▶ _Aim of the task_
Give every line from the entries that contains "values".

────────────────────

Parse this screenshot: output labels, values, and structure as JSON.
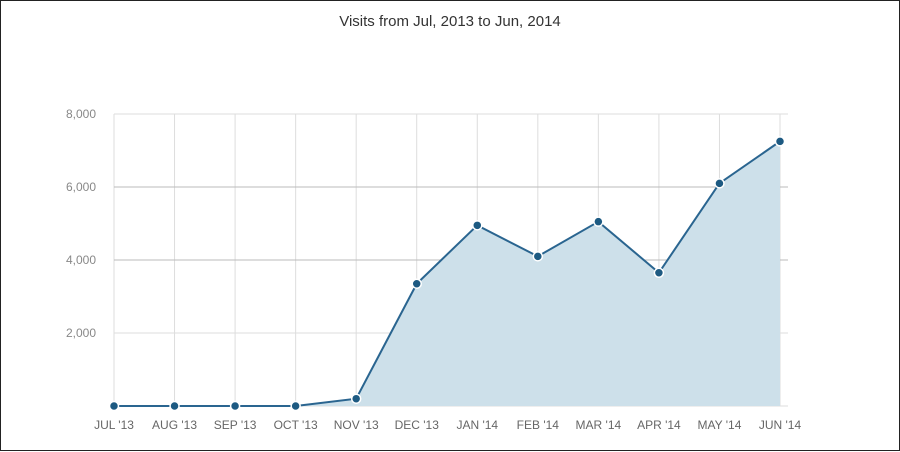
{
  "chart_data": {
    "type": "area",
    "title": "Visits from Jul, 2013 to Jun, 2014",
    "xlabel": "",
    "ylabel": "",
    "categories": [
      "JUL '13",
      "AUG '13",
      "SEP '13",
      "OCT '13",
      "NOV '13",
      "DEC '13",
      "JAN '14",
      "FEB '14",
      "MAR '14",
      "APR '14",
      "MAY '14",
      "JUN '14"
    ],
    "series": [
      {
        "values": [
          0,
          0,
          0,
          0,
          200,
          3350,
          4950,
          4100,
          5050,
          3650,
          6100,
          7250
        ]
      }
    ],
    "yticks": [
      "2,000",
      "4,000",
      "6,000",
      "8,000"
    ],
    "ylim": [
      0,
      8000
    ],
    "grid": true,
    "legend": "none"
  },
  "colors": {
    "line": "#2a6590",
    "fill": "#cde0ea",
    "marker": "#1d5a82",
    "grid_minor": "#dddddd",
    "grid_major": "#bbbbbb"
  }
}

────────────────────

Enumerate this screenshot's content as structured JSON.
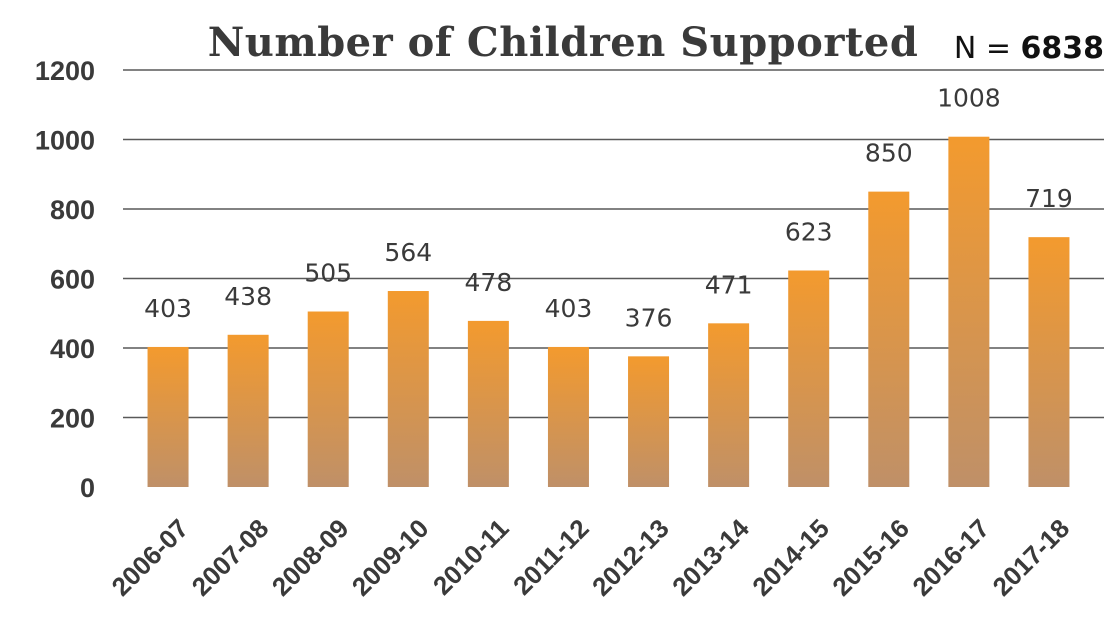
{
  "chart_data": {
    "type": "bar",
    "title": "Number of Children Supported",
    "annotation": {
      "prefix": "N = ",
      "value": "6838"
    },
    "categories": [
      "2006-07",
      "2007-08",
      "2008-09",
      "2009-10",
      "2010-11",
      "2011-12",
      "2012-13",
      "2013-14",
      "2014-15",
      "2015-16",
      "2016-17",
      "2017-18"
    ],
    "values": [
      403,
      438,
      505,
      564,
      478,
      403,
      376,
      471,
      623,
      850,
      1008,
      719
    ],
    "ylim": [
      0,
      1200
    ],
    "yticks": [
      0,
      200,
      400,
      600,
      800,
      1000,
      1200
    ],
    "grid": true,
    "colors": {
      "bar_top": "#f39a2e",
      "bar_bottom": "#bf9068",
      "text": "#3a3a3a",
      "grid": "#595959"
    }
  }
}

────────────────────

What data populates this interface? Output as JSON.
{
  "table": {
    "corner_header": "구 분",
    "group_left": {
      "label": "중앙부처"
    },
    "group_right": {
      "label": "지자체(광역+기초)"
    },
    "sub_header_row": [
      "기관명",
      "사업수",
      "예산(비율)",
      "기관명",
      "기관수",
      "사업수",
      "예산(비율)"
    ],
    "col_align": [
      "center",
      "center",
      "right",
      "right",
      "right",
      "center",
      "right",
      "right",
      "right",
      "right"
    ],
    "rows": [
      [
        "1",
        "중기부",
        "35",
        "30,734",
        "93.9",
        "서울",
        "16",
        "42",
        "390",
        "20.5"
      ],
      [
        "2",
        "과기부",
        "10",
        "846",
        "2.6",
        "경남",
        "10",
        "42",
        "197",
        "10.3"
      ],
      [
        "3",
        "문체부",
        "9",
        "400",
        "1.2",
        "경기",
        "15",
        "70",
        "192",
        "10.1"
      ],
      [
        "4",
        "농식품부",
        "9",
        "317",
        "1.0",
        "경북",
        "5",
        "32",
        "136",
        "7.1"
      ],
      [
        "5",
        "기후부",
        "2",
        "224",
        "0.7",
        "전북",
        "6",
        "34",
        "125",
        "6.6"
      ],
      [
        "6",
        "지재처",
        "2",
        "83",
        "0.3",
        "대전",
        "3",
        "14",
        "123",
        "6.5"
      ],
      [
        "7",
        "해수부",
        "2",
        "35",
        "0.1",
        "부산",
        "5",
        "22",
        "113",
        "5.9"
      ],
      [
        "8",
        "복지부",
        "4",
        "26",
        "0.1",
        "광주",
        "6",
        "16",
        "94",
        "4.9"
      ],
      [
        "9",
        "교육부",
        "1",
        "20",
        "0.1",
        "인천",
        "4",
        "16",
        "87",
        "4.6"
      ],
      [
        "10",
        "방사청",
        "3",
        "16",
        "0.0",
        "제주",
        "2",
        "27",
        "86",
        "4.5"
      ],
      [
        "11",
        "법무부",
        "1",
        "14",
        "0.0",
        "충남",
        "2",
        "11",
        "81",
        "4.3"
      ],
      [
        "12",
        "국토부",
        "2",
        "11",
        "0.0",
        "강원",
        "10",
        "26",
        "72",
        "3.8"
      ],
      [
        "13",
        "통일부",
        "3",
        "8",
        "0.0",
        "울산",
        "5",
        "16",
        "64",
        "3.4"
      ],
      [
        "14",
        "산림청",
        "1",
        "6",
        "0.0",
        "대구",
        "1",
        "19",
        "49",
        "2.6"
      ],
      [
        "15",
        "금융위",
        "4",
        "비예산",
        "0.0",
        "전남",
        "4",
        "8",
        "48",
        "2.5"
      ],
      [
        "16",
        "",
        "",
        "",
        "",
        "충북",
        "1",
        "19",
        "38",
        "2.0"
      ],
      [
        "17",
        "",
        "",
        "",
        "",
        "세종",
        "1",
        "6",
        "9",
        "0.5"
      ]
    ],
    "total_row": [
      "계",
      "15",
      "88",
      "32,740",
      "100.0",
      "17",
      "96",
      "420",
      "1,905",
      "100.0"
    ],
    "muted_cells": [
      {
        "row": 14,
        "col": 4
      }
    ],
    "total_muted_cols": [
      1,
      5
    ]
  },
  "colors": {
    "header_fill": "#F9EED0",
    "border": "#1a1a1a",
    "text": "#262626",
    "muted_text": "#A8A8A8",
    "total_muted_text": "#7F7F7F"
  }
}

────────────────────

▶ _Correct response_
Parse this screenshot: output labels, values, and structure as JSON.
        "values": [
    "values": [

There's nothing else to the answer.